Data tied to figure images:
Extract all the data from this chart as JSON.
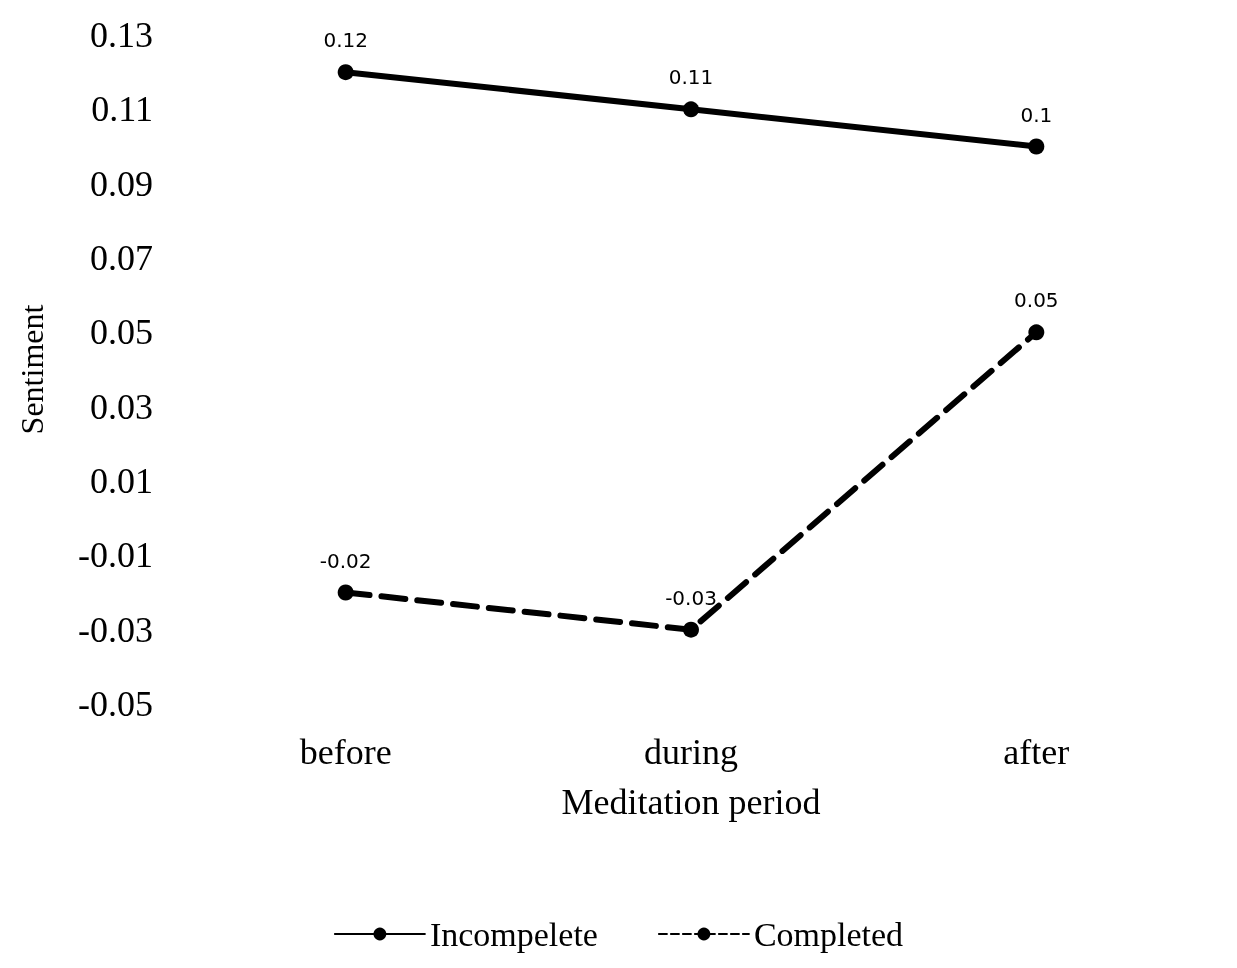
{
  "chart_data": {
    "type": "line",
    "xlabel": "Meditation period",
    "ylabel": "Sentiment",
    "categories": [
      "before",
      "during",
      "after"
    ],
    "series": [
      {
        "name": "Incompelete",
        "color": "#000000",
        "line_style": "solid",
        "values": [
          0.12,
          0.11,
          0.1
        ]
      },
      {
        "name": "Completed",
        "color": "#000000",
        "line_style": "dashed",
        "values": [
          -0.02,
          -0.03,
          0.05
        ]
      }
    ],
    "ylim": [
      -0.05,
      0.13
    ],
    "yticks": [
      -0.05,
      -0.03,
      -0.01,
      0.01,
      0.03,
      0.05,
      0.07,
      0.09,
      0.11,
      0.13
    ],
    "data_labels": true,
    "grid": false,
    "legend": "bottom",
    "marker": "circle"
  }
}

--

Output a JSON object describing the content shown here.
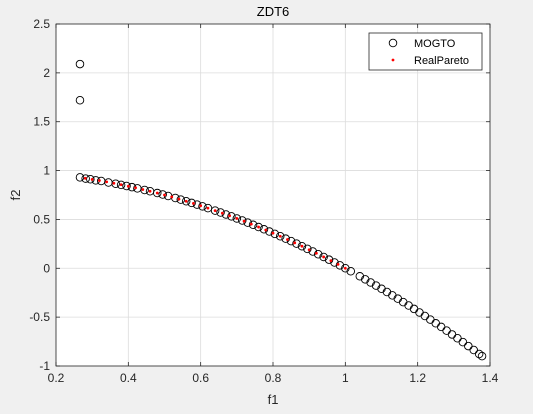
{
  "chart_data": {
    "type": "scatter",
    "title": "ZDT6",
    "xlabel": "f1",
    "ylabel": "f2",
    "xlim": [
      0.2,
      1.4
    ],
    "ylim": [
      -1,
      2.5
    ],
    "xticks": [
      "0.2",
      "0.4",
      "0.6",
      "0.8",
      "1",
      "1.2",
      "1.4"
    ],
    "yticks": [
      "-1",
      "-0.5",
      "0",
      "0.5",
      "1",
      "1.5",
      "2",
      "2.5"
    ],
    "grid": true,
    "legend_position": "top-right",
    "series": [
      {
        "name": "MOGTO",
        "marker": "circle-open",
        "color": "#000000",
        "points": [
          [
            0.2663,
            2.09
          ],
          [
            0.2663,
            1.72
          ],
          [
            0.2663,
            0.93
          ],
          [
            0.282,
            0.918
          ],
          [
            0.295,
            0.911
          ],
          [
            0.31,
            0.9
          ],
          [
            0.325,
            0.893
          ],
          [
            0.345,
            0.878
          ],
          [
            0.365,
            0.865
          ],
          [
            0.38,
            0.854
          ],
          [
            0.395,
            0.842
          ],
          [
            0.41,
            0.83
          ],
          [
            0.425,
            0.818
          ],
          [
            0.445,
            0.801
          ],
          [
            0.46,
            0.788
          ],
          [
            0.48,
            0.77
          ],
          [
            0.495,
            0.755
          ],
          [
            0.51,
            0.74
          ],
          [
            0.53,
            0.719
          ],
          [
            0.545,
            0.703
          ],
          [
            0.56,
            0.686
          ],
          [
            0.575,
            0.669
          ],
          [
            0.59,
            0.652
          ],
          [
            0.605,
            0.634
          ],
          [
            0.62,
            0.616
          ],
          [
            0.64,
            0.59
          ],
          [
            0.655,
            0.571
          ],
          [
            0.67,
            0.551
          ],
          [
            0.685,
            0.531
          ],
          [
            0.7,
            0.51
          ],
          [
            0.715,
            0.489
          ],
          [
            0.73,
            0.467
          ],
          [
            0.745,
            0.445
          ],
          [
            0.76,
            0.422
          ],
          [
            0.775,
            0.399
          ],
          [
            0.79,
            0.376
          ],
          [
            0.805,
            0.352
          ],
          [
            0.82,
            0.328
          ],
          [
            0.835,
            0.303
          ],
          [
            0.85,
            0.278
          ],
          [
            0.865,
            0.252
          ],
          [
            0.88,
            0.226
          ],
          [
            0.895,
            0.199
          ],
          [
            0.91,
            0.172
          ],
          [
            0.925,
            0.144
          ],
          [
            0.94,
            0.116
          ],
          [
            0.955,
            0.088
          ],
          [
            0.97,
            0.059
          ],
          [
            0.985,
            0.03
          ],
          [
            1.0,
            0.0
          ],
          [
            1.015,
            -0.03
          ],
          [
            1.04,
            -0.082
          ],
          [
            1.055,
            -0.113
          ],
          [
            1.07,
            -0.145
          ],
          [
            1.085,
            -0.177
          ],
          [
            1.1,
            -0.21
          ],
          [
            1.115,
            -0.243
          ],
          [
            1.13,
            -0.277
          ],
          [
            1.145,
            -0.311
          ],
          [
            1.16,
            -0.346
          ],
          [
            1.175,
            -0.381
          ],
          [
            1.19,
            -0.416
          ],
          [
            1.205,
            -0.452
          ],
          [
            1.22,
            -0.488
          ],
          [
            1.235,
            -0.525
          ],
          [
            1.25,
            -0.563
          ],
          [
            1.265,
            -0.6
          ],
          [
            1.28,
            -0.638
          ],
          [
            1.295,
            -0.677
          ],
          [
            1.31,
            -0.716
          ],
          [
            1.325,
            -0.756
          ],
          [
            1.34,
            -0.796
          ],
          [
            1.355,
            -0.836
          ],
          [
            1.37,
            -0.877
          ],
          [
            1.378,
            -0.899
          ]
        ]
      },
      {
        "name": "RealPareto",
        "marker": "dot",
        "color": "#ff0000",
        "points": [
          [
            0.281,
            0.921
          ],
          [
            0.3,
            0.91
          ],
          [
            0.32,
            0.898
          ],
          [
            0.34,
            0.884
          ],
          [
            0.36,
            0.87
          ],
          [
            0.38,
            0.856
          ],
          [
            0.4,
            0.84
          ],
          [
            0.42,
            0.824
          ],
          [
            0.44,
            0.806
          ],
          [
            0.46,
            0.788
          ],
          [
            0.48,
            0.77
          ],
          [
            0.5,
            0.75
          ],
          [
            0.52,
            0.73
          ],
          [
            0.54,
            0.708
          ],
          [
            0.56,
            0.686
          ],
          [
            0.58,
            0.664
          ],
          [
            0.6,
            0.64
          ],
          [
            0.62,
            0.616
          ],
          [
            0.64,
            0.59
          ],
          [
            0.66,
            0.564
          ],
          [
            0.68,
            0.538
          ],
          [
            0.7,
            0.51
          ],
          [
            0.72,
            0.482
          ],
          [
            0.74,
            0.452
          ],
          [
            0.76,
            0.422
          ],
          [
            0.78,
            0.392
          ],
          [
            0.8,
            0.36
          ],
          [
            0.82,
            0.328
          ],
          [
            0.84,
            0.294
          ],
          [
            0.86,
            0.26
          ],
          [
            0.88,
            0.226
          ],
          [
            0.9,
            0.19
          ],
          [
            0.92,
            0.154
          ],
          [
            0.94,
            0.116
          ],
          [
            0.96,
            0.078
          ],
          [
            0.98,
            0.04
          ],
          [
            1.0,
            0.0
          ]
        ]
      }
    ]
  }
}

GIVEN PROBLEM:
Find each line that has the word "JSON", then copy it out.

FINAL RESULT:
Extract all the data from this chart as JSON.
Output a JSON object describing the content shown here.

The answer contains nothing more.